→ What you have to do
Produce an exact copy of all the records.

***

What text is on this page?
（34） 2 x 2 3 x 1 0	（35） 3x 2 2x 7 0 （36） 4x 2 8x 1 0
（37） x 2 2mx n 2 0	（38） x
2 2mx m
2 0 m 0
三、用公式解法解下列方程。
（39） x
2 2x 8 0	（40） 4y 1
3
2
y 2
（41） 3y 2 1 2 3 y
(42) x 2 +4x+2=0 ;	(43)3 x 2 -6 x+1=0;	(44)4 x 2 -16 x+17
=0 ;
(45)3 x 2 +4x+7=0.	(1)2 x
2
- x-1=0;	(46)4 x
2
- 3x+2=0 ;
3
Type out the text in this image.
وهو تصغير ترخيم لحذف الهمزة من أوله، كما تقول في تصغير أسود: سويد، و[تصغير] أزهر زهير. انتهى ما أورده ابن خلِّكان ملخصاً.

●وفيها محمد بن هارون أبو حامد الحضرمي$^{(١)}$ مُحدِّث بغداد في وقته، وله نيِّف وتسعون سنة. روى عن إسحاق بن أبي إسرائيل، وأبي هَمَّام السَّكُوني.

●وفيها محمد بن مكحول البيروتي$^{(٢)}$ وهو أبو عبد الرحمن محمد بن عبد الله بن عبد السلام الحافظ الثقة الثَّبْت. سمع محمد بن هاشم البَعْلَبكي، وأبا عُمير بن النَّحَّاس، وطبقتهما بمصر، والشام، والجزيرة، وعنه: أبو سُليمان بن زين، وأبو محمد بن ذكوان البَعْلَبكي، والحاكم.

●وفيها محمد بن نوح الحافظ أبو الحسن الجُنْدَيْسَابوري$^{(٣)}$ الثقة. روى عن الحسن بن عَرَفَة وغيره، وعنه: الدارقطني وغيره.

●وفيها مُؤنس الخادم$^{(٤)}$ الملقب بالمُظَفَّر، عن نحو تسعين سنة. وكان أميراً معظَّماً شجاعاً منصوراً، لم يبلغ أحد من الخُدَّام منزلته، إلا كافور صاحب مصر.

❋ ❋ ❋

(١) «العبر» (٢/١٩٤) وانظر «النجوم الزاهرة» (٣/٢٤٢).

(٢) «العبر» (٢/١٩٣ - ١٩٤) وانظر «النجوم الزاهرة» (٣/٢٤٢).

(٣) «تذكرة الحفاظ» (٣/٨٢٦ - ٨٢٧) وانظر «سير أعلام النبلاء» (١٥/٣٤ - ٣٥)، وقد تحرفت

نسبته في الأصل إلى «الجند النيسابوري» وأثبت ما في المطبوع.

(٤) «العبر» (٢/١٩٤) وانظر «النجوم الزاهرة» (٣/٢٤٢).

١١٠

***

→ Finished task
What text is on this page?
（34） 2 x 2 3 x 1 0	（35） 3x 2 2x 7 0 （36） 4x 2 8x 1 0
（37） x 2 2mx n 2 0	（38） x
2 2mx m
2 0 m 0
三、用公式解法解下列方程。
（39） x
2 2x 8 0	（40） 4y 1
3
2
y 2
（41） 3y 2 1 2 3 y
(42) x 2 +4x+2=0 ;	(43)3 x 2 -6 x+1=0;	(44)4 x 2 -16 x+17
=0 ;
(45)3 x 2 +4x+7=0.	(1)2 x
2
- x-1=0;	(46)4 x
2
- 3x+2=0 ;
3
Type out the text in this image.
وهو تصغير ترخيم لحذف الهمزة من أوله، كما تقول في تصغير أسود: سويد، و[تصغير] أزهر زهير. انتهى ما أورده ابن خلِّكان ملخصاً.

●وفيها محمد بن هارون أبو حامد الحضرمي$^{(١)}$ مُحدِّث بغداد في وقته، وله نيِّف وتسعون سنة. روى عن إسحاق بن أبي إسرائيل، وأبي هَمَّام السَّكُوني.

●وفيها محمد بن مكحول البيروتي$^{(٢)}$ وهو أبو عبد الرحمن محمد بن عبد الله بن عبد السلام الحافظ الثقة الثَّبْت. سمع محمد بن هاشم البَعْلَبكي، وأبا عُمير بن النَّحَّاس، وطبقتهما بمصر، والشام، والجزيرة، وعنه: أبو سُليمان بن زين، وأبو محمد بن ذكوان البَعْلَبكي، والحاكم.

●وفيها محمد بن نوح الحافظ أبو الحسن الجُنْدَيْسَابوري$^{(٣)}$ الثقة. روى عن الحسن بن عَرَفَة وغيره، وعنه: الدارقطني وغيره.

●وفيها مُؤنس الخادم$^{(٤)}$ الملقب بالمُظَفَّر، عن نحو تسعين سنة. وكان أميراً معظَّماً شجاعاً منصوراً، لم يبلغ أحد من الخُدَّام منزلته، إلا كافور صاحب مصر.

❋ ❋ ❋

(١) «العبر» (٢/١٩٤) وانظر «النجوم الزاهرة» (٣/٢٤٢).

(٢) «العبر» (٢/١٩٣ - ١٩٤) وانظر «النجوم الزاهرة» (٣/٢٤٢).

(٣) «تذكرة الحفاظ» (٣/٨٢٦ - ٨٢٧) وانظر «سير أعلام النبلاء» (١٥/٣٤ - ٣٥)، وقد تحرفت

نسبته في الأصل إلى «الجند النيسابوري» وأثبت ما في المطبوع.

(٤) «العبر» (٢/١٩٤) وانظر «النجوم الزاهرة» (٣/٢٤٢).

١١٠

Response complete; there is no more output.